-- begin Listing --

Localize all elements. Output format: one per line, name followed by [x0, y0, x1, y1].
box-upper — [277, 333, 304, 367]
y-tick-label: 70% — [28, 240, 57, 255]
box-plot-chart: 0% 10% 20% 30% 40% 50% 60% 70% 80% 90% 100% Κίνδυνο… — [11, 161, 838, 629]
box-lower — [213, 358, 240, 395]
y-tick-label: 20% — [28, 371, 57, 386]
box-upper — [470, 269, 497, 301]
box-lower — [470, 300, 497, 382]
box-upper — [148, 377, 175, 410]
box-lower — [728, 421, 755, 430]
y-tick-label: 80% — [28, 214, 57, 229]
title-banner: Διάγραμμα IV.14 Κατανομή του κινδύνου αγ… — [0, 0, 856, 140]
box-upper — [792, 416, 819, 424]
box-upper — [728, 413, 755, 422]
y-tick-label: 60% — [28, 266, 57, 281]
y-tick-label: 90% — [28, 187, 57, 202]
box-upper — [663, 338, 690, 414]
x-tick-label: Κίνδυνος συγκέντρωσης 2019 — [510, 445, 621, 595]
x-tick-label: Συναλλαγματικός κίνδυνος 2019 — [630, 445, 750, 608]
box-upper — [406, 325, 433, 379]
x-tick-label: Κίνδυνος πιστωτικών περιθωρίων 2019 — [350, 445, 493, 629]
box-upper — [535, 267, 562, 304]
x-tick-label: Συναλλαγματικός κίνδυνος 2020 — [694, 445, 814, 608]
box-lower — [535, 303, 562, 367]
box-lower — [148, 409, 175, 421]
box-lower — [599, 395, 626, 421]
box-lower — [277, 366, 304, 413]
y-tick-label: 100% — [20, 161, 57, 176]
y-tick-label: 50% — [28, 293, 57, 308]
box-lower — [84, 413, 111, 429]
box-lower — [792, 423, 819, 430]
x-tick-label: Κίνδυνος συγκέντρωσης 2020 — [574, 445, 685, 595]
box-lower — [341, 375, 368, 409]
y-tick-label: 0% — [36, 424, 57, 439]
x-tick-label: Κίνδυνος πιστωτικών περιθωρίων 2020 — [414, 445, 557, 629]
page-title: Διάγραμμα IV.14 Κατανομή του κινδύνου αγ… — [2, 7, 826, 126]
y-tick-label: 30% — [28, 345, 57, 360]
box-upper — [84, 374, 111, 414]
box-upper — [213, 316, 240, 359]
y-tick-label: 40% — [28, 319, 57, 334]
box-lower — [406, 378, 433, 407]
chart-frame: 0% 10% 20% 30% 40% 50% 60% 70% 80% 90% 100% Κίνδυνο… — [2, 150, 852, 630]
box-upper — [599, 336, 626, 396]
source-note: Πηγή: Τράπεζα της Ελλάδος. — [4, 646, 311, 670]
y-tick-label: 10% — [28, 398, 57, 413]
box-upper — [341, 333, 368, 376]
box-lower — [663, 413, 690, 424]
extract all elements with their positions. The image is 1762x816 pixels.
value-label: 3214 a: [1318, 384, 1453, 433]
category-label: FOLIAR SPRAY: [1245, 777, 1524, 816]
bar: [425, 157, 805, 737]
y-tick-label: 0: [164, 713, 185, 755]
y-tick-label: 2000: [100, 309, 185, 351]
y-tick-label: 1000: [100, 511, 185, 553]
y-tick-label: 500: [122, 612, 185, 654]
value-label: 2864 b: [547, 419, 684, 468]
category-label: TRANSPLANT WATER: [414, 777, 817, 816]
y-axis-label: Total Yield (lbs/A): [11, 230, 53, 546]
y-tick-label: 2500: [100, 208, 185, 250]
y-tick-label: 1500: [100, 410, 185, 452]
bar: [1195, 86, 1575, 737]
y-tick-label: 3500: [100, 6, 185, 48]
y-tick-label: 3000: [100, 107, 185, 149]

-- end Listing --

#### [Problem to solve]
Format the stretch of lines above, from the first line through the line containing "box-lower — [213, 358, 240, 395]", as a numbered list, omitting any blank lines.

#### [Exercise result]
1. Localize all elements. Output format: one per line, name followed by [x0, y0, x1, y1].
2. box-upper — [277, 333, 304, 367]
3. y-tick-label: 70% — [28, 240, 57, 255]
4. box-plot-chart: 0% 10% 20% 30% 40% 50% 60% 70% 80% 90% 100% Κίνδυνο… — [11, 161, 838, 629]
5. box-lower — [213, 358, 240, 395]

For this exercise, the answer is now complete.